» Data for the task:
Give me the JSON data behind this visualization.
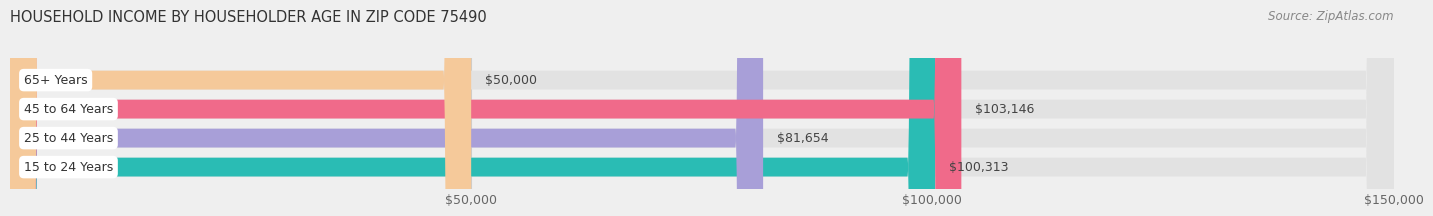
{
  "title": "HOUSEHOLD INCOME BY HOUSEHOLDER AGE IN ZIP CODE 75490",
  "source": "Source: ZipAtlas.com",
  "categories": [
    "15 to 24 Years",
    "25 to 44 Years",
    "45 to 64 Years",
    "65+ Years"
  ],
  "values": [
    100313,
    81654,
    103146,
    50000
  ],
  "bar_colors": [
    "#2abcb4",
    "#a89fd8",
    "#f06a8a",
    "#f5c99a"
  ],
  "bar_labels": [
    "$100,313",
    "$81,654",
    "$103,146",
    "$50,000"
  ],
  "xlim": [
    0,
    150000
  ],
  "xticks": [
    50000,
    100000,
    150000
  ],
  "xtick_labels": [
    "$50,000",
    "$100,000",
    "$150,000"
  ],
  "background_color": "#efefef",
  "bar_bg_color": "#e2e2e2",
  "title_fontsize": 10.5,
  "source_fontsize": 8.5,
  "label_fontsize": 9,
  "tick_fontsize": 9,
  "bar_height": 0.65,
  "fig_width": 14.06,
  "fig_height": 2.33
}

==

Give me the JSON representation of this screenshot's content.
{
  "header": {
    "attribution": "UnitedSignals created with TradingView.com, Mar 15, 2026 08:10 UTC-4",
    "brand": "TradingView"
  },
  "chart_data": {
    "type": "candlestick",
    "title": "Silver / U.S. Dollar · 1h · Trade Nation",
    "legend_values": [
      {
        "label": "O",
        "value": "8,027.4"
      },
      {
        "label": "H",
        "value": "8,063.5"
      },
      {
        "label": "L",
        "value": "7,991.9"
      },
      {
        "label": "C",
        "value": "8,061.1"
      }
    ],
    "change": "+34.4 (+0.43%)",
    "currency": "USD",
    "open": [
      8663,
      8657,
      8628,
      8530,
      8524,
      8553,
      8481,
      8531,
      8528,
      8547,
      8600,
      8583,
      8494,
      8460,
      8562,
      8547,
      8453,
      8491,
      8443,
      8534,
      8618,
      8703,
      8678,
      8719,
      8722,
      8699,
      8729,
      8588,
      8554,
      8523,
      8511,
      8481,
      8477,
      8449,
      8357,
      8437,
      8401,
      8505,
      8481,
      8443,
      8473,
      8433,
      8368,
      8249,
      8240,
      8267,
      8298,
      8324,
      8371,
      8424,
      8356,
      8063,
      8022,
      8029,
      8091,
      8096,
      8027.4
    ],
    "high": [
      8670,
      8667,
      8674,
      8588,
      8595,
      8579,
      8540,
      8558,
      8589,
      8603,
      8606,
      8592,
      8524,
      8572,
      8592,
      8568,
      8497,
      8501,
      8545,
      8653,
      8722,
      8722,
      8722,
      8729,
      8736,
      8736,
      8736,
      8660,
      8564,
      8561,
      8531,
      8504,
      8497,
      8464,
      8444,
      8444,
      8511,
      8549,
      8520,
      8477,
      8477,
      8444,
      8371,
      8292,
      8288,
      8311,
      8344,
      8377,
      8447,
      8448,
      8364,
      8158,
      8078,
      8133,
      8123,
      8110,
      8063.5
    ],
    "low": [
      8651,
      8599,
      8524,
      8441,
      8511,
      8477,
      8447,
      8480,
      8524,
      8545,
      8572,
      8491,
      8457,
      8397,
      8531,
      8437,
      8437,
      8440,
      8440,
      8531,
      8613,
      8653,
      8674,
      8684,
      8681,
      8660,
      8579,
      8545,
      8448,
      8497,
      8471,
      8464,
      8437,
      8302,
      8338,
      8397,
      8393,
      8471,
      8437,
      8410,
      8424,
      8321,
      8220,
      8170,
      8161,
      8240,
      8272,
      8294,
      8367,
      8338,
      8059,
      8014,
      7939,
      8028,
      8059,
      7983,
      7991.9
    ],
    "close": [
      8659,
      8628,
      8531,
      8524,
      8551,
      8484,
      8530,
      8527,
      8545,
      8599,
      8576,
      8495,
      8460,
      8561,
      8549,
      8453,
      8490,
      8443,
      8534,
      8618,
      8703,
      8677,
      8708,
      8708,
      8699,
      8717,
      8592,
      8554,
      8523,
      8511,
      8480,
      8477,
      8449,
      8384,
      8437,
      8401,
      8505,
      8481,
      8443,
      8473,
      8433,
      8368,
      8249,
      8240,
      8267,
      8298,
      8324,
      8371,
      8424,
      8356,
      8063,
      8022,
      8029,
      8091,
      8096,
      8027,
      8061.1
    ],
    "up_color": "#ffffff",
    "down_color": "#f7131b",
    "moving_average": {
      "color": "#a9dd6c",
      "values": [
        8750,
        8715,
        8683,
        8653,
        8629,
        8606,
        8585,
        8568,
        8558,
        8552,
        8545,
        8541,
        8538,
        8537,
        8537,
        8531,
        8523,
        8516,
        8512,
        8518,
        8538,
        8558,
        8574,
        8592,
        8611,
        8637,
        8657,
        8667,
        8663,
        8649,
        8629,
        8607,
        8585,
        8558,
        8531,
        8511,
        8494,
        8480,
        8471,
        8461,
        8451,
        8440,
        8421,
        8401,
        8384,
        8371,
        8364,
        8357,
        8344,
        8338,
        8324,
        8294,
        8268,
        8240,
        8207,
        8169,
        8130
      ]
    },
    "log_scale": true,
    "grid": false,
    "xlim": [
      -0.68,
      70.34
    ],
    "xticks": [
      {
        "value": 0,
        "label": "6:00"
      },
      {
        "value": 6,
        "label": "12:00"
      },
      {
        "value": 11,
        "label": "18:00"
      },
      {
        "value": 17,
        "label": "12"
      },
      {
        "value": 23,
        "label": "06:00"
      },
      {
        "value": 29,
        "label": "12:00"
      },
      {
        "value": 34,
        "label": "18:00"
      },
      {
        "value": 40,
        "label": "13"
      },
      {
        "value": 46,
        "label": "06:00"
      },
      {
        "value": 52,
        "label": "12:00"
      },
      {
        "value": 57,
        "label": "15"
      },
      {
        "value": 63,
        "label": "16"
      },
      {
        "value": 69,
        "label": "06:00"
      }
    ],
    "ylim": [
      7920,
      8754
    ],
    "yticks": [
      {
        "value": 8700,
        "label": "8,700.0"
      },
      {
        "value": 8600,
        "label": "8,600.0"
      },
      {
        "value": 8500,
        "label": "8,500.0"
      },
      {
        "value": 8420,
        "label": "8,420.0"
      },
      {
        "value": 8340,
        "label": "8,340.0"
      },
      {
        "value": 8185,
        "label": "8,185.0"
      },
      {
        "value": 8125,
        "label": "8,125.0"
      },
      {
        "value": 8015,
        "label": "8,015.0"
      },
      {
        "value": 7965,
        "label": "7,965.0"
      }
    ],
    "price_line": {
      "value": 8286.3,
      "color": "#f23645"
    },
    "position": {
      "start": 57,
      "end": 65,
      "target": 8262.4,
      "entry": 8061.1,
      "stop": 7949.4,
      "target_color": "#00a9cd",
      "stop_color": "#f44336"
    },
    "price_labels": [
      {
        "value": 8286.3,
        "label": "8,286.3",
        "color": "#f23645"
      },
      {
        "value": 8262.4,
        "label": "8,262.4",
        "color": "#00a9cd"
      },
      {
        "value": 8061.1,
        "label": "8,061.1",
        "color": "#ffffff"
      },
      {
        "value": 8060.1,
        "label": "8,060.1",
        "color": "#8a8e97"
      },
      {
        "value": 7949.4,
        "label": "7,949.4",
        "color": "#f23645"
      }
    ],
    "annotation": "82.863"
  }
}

* * *

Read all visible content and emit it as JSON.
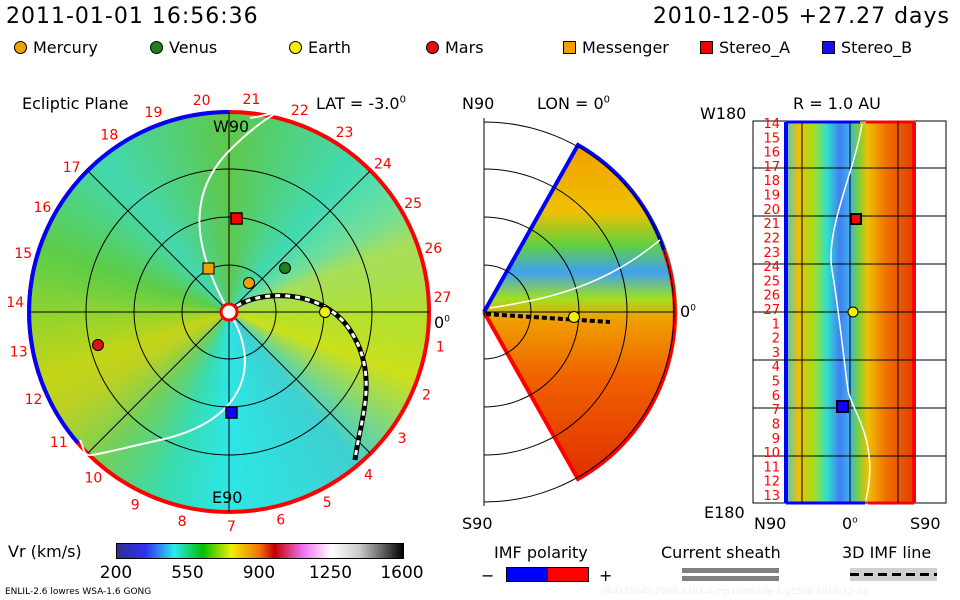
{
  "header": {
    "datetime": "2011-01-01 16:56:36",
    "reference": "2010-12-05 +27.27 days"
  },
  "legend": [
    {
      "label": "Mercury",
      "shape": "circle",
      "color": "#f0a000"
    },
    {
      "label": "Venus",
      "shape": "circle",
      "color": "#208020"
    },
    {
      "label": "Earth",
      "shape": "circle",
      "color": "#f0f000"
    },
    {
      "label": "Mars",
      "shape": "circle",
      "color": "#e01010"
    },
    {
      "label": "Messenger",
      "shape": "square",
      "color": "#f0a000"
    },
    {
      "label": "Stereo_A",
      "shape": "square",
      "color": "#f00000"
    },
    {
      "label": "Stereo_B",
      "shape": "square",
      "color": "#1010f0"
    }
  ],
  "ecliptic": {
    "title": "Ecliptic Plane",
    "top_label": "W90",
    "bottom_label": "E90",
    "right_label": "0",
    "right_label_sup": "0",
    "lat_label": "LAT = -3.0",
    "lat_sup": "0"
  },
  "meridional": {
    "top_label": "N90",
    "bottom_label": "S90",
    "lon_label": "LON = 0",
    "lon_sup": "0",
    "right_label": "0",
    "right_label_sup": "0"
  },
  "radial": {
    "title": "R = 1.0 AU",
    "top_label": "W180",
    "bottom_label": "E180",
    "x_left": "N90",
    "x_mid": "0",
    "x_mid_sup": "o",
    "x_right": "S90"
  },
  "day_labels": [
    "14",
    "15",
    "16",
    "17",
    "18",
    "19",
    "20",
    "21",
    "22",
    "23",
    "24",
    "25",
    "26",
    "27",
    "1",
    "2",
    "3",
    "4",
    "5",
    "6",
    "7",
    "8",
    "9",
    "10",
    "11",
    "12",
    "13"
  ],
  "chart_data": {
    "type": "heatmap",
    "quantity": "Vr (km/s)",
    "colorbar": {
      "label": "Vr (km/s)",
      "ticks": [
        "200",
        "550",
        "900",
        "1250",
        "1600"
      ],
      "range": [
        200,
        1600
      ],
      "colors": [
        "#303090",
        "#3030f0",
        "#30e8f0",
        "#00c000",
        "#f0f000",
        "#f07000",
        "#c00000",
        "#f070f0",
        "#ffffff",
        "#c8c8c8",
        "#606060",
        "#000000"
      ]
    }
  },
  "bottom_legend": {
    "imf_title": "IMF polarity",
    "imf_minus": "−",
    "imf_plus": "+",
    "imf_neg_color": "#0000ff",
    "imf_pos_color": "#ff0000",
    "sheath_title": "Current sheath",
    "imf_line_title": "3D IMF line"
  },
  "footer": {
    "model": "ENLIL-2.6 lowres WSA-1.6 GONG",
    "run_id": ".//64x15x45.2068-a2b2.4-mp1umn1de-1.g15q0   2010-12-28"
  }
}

» Stated task: In the listing, find all lines with the string "ffffff" and copy them.

» Correct result:
    "up_color": "#ffffff",
        "color": "#ffffff"
        "#ffffff",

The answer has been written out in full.